Write out the data again exactly, skipping every picture.

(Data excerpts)
────────

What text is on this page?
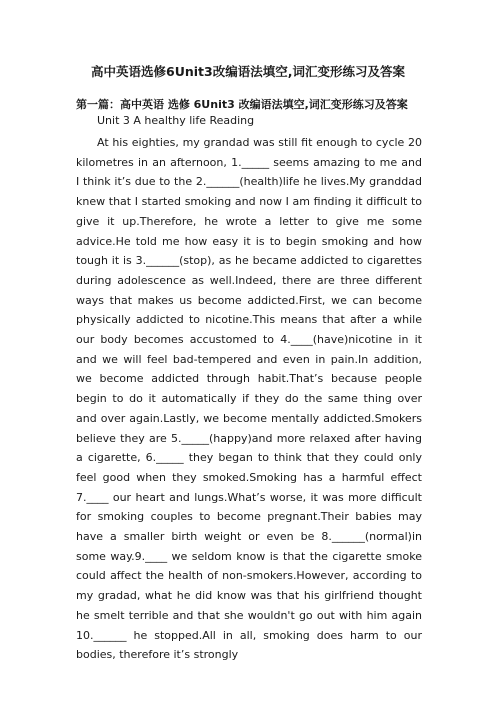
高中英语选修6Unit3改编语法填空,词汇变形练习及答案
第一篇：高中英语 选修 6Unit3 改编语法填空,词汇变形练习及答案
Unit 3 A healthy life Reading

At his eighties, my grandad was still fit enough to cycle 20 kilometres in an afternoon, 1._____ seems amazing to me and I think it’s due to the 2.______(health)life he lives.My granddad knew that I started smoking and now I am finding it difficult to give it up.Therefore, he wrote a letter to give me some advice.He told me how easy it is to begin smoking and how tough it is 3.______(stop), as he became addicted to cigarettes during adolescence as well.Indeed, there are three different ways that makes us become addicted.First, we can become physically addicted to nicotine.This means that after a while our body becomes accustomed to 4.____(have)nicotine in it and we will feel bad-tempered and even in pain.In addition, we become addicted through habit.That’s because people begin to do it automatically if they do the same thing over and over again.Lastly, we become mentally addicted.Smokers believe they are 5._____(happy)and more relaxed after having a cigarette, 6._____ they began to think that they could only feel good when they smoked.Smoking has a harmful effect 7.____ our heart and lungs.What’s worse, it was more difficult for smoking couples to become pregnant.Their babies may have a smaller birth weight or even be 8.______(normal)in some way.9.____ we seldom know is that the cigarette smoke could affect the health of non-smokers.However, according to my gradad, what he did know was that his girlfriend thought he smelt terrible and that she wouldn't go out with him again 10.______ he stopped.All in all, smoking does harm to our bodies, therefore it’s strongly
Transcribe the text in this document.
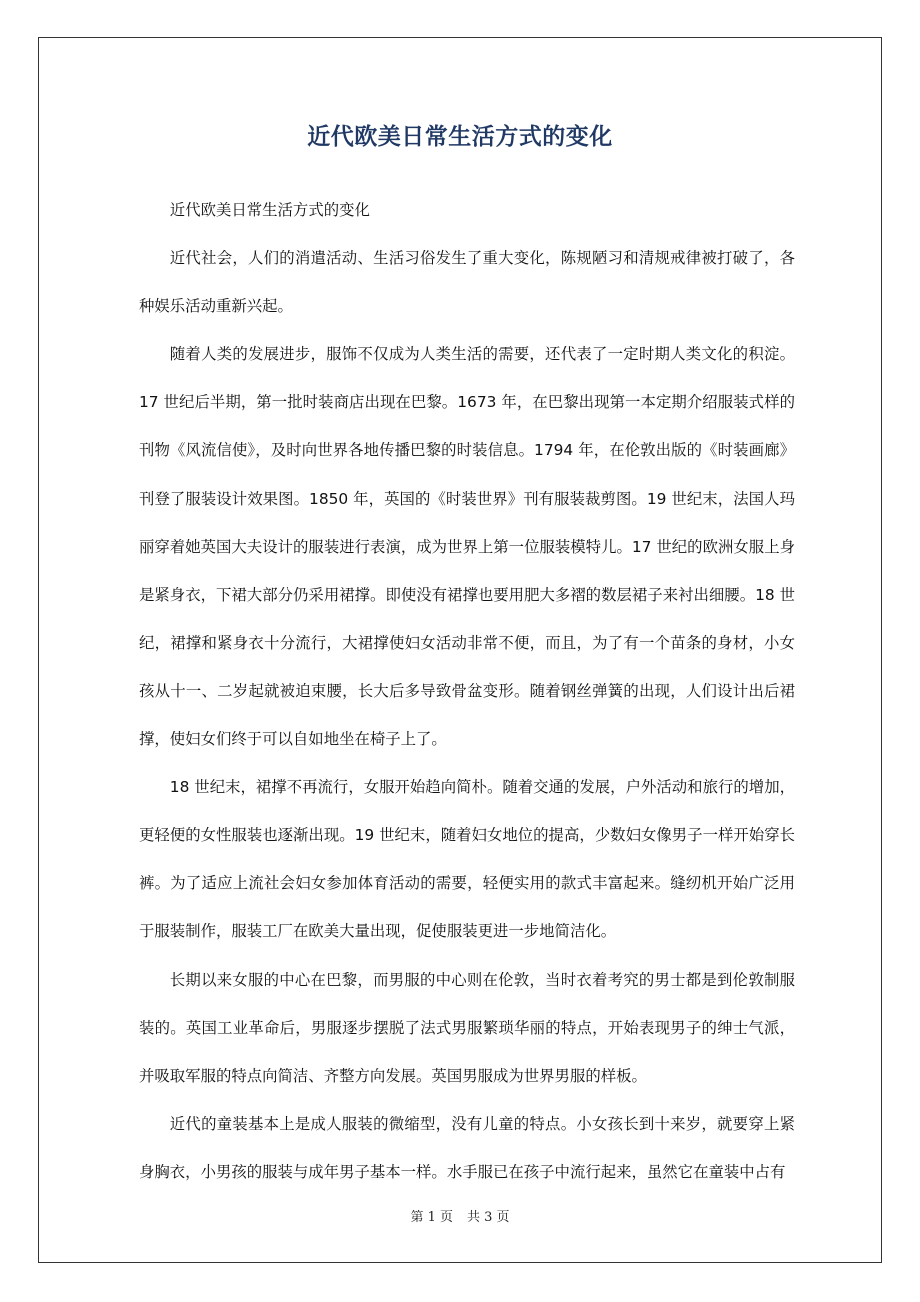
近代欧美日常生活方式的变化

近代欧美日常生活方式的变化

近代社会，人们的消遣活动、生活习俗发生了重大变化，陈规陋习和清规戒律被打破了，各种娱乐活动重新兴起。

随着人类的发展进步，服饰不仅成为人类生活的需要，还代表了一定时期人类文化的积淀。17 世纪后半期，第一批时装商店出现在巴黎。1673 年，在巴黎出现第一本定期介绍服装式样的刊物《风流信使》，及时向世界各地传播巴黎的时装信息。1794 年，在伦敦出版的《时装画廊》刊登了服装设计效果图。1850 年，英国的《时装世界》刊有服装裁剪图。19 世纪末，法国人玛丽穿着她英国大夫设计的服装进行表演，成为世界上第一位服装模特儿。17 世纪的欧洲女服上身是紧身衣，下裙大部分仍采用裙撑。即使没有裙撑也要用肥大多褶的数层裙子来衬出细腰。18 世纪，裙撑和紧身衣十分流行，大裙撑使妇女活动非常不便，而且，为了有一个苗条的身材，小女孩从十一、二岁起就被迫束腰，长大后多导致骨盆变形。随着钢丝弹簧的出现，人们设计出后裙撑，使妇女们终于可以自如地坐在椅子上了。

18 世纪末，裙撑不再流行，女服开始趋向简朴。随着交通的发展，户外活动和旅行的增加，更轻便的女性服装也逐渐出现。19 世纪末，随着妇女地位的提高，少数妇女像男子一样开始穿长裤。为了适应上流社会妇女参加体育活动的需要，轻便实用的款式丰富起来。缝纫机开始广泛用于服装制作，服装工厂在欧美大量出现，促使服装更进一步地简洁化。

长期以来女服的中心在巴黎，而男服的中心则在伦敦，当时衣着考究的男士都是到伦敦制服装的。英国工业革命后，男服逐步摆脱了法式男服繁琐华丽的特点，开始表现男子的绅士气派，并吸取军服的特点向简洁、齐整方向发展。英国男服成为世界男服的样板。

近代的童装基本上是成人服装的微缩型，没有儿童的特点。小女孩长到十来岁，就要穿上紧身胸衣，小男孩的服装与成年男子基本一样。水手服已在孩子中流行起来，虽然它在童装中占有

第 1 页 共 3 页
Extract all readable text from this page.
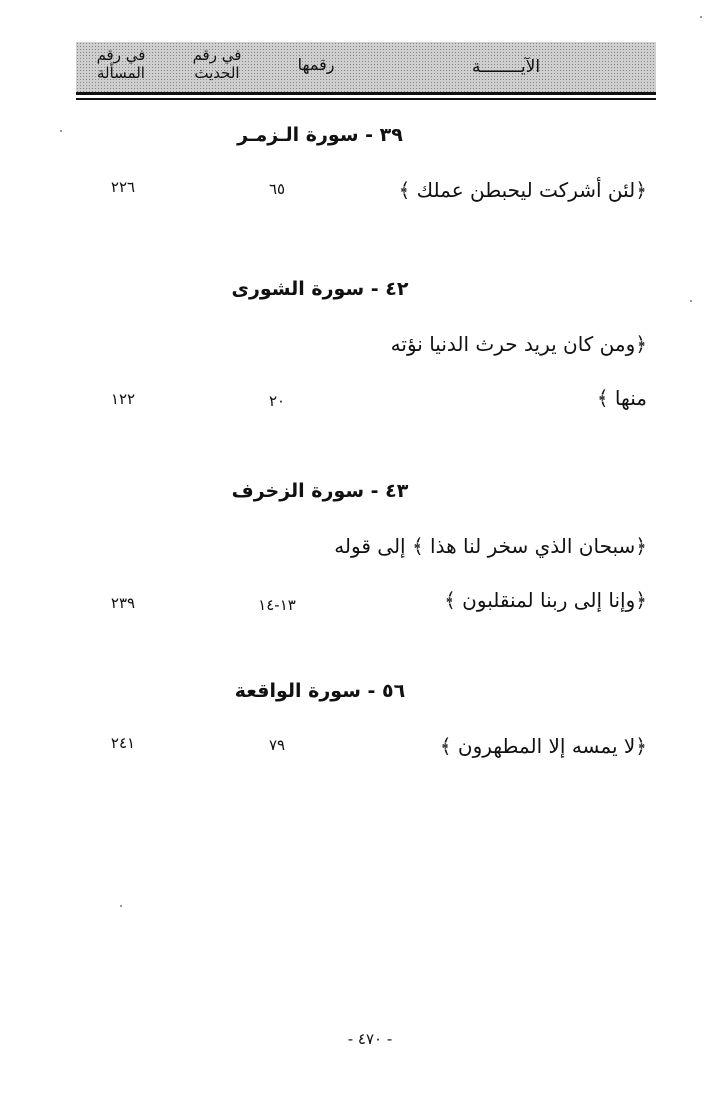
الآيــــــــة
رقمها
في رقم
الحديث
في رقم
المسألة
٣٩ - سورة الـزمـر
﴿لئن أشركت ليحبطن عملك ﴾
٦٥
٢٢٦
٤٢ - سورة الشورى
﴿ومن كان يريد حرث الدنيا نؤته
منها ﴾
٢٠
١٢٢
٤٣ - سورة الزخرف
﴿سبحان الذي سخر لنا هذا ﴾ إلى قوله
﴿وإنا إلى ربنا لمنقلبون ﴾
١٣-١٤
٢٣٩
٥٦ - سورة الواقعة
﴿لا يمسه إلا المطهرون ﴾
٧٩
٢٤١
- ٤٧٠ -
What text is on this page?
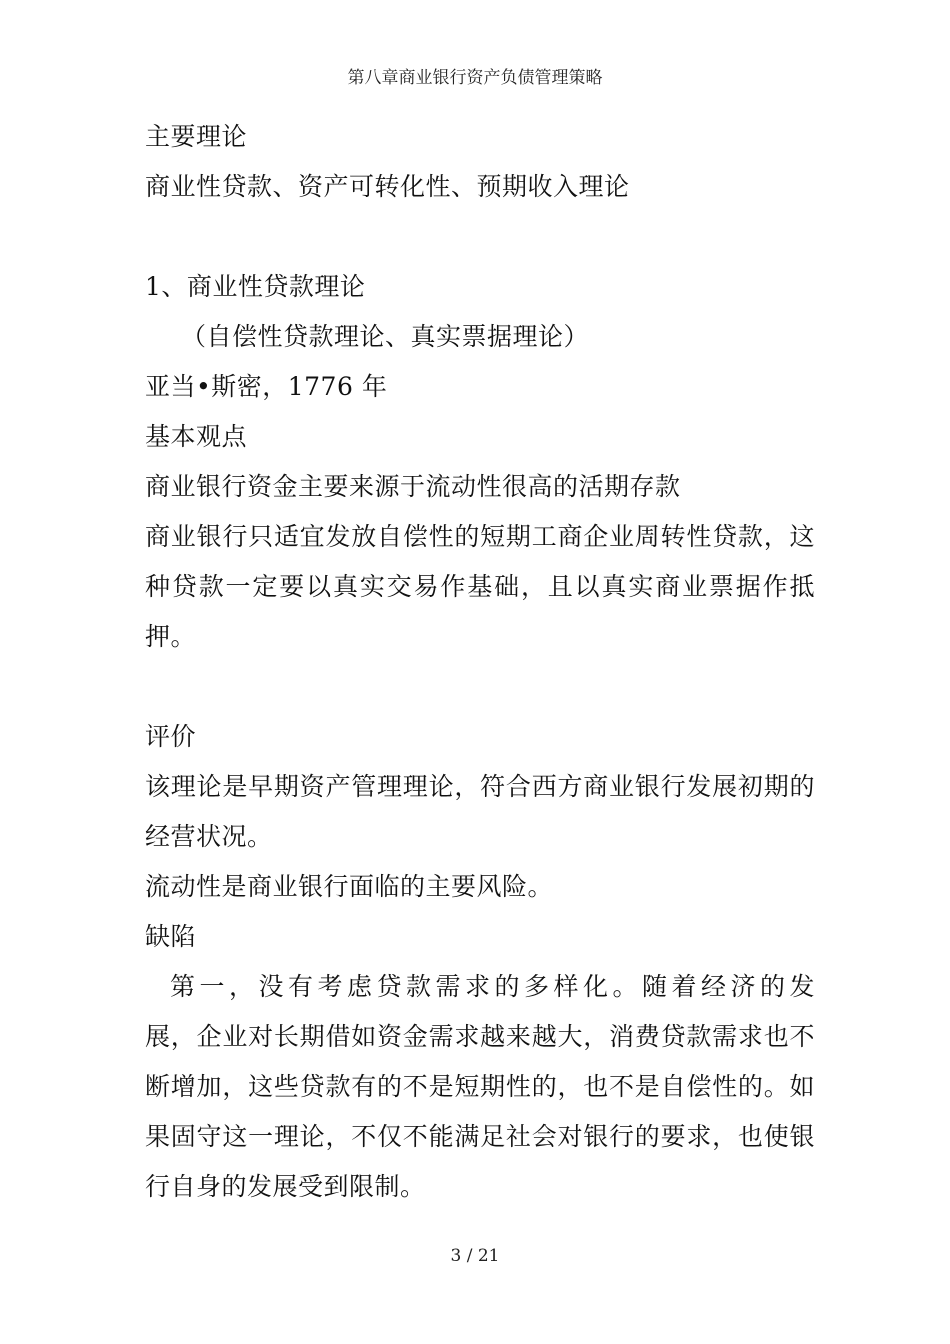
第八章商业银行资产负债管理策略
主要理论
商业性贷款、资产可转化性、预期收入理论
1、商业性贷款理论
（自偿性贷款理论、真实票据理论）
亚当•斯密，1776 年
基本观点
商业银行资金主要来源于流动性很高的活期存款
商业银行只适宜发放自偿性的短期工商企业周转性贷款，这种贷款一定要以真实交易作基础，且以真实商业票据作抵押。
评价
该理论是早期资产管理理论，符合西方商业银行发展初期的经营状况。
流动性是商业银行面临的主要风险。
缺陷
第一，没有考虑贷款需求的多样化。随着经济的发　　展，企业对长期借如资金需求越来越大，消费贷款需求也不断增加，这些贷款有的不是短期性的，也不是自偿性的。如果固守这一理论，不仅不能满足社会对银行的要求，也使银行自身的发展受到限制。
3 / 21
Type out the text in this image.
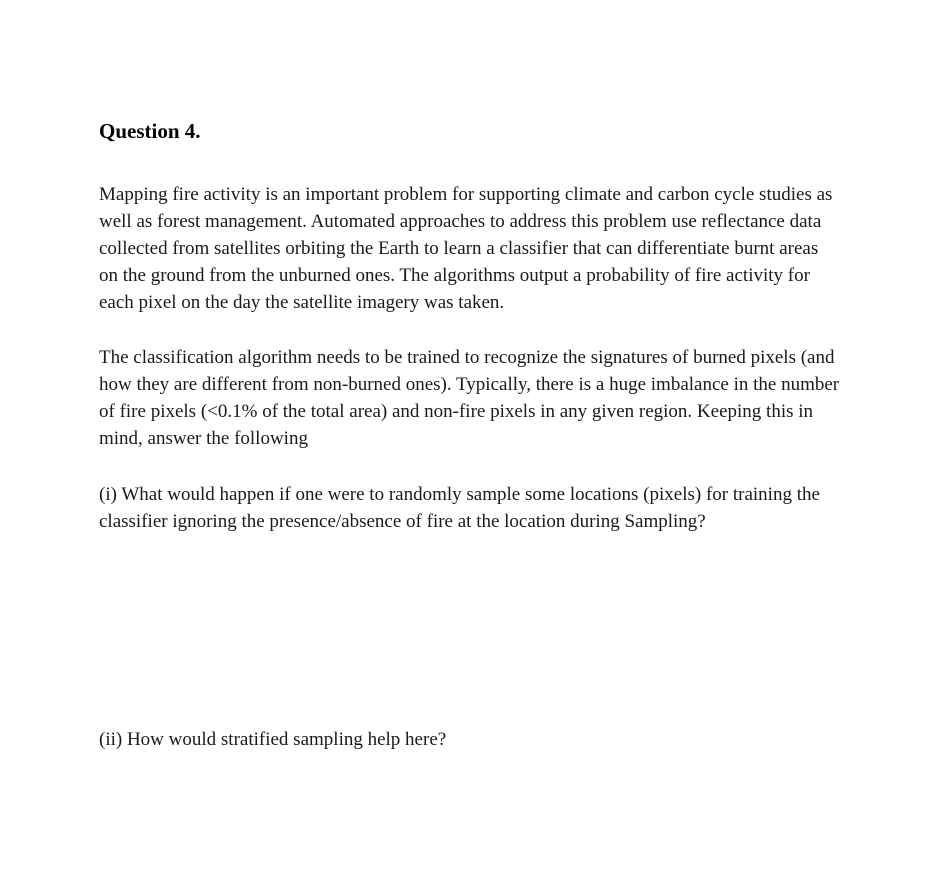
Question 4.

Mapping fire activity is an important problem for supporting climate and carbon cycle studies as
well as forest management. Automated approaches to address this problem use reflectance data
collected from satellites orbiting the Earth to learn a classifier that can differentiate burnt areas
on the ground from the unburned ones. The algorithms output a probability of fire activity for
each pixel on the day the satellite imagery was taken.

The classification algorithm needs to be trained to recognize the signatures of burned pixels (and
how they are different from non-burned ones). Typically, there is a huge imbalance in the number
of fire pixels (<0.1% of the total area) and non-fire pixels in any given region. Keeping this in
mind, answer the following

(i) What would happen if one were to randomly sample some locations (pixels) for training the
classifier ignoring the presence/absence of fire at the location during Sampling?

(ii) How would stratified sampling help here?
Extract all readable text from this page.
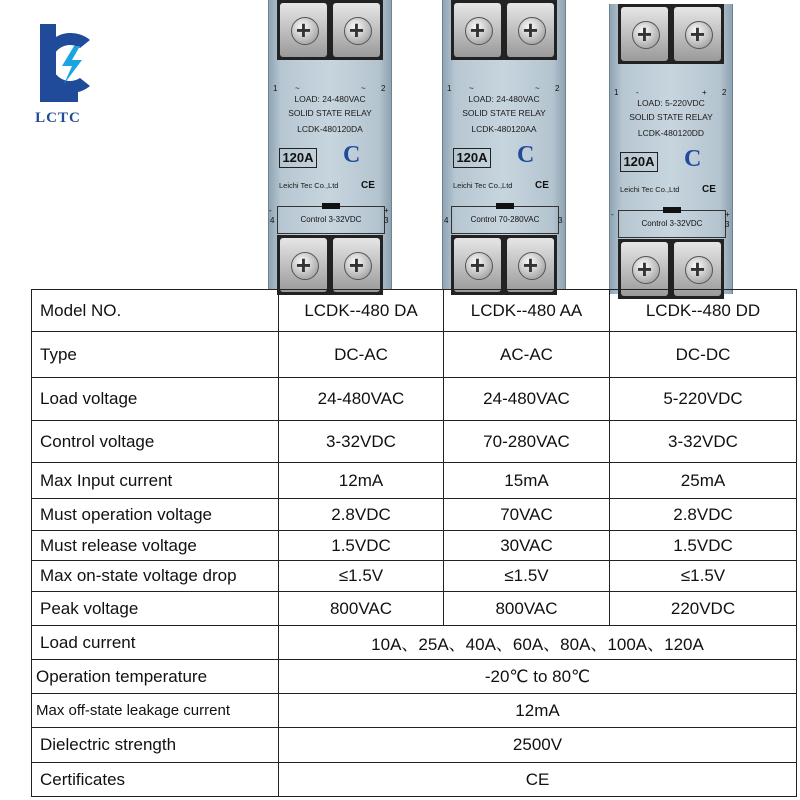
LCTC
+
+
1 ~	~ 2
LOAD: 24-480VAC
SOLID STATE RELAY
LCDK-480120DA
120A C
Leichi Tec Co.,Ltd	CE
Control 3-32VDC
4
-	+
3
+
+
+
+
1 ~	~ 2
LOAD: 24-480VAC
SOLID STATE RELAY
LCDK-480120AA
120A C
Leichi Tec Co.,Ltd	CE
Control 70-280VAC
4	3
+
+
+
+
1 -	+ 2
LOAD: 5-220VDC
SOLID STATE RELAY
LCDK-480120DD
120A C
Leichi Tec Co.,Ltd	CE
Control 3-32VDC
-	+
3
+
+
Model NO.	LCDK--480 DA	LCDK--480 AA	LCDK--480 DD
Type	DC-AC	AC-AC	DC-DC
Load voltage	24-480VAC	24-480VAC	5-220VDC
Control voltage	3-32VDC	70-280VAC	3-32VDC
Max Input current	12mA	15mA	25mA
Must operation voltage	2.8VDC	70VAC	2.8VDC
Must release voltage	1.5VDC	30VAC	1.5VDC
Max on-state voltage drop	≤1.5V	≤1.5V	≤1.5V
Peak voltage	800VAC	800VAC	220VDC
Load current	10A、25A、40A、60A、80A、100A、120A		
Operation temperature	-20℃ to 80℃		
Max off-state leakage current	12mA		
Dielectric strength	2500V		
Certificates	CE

────────

▶ **OUTPUT OF THE EXERCISE**:
What text is on this page?
高中英语选修6Unit3改编语法填空,词汇变形练习及答案
第一篇：高中英语 选修 6Unit3 改编语法填空,词汇变形练习及答案
Unit 3 A healthy life Reading

At his eighties, my grandad was still fit enough to cycle 20 kilometres in an afternoon, 1._____ seems amazing to me and I think it’s due to the 2.______(health)life he lives.My granddad knew that I started smoking and now I am finding it difficult to give it up.Therefore, he wrote a letter to give me some advice.He told me how easy it is to begin smoking and how tough it is 3.______(stop), as he became addicted to cigarettes during adolescence as well.Indeed, there are three different ways that makes us become addicted.First, we can become physically addicted to nicotine.This means that after a while our body becomes accustomed to 4.____(have)nicotine in it and we will feel bad-tempered and even in pain.In addition, we become addicted through habit.That’s because people begin to do it automatically if they do the same thing over and over again.Lastly, we become mentally addicted.Smokers believe they are 5._____(happy)and more relaxed after having a cigarette, 6._____ they began to think that they could only feel good when they smoked.Smoking has a harmful effect 7.____ our heart and lungs.What’s worse, it was more difficult for smoking couples to become pregnant.Their babies may have a smaller birth weight or even be 8.______(normal)in some way.9.____ we seldom know is that the cigarette smoke could affect the health of non-smokers.However, according to my gradad, what he did know was that his girlfriend thought he smelt terrible and that she wouldn't go out with him again 10.______ he stopped.All in all, smoking does harm to our bodies, therefore it’s strongly
Transcribe the text in this document.
近代欧美日常生活方式的变化

近代欧美日常生活方式的变化

近代社会，人们的消遣活动、生活习俗发生了重大变化，陈规陋习和清规戒律被打破了，各种娱乐活动重新兴起。

随着人类的发展进步，服饰不仅成为人类生活的需要，还代表了一定时期人类文化的积淀。17 世纪后半期，第一批时装商店出现在巴黎。1673 年，在巴黎出现第一本定期介绍服装式样的刊物《风流信使》，及时向世界各地传播巴黎的时装信息。1794 年，在伦敦出版的《时装画廊》刊登了服装设计效果图。1850 年，英国的《时装世界》刊有服装裁剪图。19 世纪末，法国人玛丽穿着她英国大夫设计的服装进行表演，成为世界上第一位服装模特儿。17 世纪的欧洲女服上身是紧身衣，下裙大部分仍采用裙撑。即使没有裙撑也要用肥大多褶的数层裙子来衬出细腰。18 世纪，裙撑和紧身衣十分流行，大裙撑使妇女活动非常不便，而且，为了有一个苗条的身材，小女孩从十一、二岁起就被迫束腰，长大后多导致骨盆变形。随着钢丝弹簧的出现，人们设计出后裙撑，使妇女们终于可以自如地坐在椅子上了。

18 世纪末，裙撑不再流行，女服开始趋向简朴。随着交通的发展，户外活动和旅行的增加，更轻便的女性服装也逐渐出现。19 世纪末，随着妇女地位的提高，少数妇女像男子一样开始穿长裤。为了适应上流社会妇女参加体育活动的需要，轻便实用的款式丰富起来。缝纫机开始广泛用于服装制作，服装工厂在欧美大量出现，促使服装更进一步地简洁化。

长期以来女服的中心在巴黎，而男服的中心则在伦敦，当时衣着考究的男士都是到伦敦制服装的。英国工业革命后，男服逐步摆脱了法式男服繁琐华丽的特点，开始表现男子的绅士气派，并吸取军服的特点向简洁、齐整方向发展。英国男服成为世界男服的样板。

近代的童装基本上是成人服装的微缩型，没有儿童的特点。小女孩长到十来岁，就要穿上紧身胸衣，小男孩的服装与成年男子基本一样。水手服已在孩子中流行起来，虽然它在童装中占有

第 1 页 共 3 页
Extract all readable text from this page.
الآيــــــــة
رقمها
في رقم
الحديث
في رقم
المسألة
٣٩ - سورة الـزمـر
﴿لئن أشركت ليحبطن عملك ﴾
٦٥
٢٢٦
٤٢ - سورة الشورى
﴿ومن كان يريد حرث الدنيا نؤته
منها ﴾
٢٠
١٢٢
٤٣ - سورة الزخرف
﴿سبحان الذي سخر لنا هذا ﴾ إلى قوله
﴿وإنا إلى ربنا لمنقلبون ﴾
١٣-١٤
٢٣٩
٥٦ - سورة الواقعة
﴿لا يمسه إلا المطهرون ﴾
٧٩
٢٤١
- ٤٧٠ -
What text is on this page?
第八章商业银行资产负债管理策略
主要理论
商业性贷款、资产可转化性、预期收入理论
1、商业性贷款理论
（自偿性贷款理论、真实票据理论）
亚当•斯密，1776 年
基本观点
商业银行资金主要来源于流动性很高的活期存款
商业银行只适宜发放自偿性的短期工商企业周转性贷款，这种贷款一定要以真实交易作基础，且以真实商业票据作抵押。
评价
该理论是早期资产管理理论，符合西方商业银行发展初期的经营状况。
流动性是商业银行面临的主要风险。
缺陷
第一，没有考虑贷款需求的多样化。随着经济的发　　展，企业对长期借如资金需求越来越大，消费贷款需求也不断增加，这些贷款有的不是短期性的，也不是自偿性的。如果固守这一理论，不仅不能满足社会对银行的要求，也使银行自身的发展受到限制。
3 / 21
Type out the text in this image.
Question 4.

Mapping fire activity is an important problem for supporting climate and carbon cycle studies as
well as forest management. Automated approaches to address this problem use reflectance data
collected from satellites orbiting the Earth to learn a classifier that can differentiate burnt areas
on the ground from the unburned ones. The algorithms output a probability of fire activity for
each pixel on the day the satellite imagery was taken.

The classification algorithm needs to be trained to recognize the signatures of burned pixels (and
how they are different from non-burned ones). Typically, there is a huge imbalance in the number
of fire pixels (<0.1% of the total area) and non-fire pixels in any given region. Keeping this in
mind, answer the following

(i) What would happen if one were to randomly sample some locations (pixels) for training the
classifier ignoring the presence/absence of fire at the location during Sampling?

(ii) How would stratified sampling help here?
Extract all readable text from this page.
LCTC
+
+
1 ~	~ 2
LOAD: 24-480VAC
SOLID STATE RELAY
LCDK-480120DA
120A C
Leichi Tec Co.,Ltd	CE
Control 3-32VDC
4
-	+
3
+
+
+
+
1 ~	~ 2
LOAD: 24-480VAC
SOLID STATE RELAY
LCDK-480120AA
120A C
Leichi Tec Co.,Ltd	CE
Control 70-280VAC
4	3
+
+
+
+
1 -	+ 2
LOAD: 5-220VDC
SOLID STATE RELAY
LCDK-480120DD
120A C
Leichi Tec Co.,Ltd	CE
Control 3-32VDC
-	+
3
+
+
Model NO.	LCDK--480 DA	LCDK--480 AA	LCDK--480 DD
Type	DC-AC	AC-AC	DC-DC
Load voltage	24-480VAC	24-480VAC	5-220VDC
Control voltage	3-32VDC	70-280VAC	3-32VDC
Max Input current	12mA	15mA	25mA
Must operation voltage	2.8VDC	70VAC	2.8VDC
Must release voltage	1.5VDC	30VAC	1.5VDC
Max on-state voltage drop	≤1.5V	≤1.5V	≤1.5V
Peak voltage	800VAC	800VAC	220VDC
Load current	10A、25A、40A、60A、80A、100A、120A		
Operation temperature	-20℃ to 80℃		
Max off-state leakage current	12mA		
Dielectric strength	2500V		
Certificates	CE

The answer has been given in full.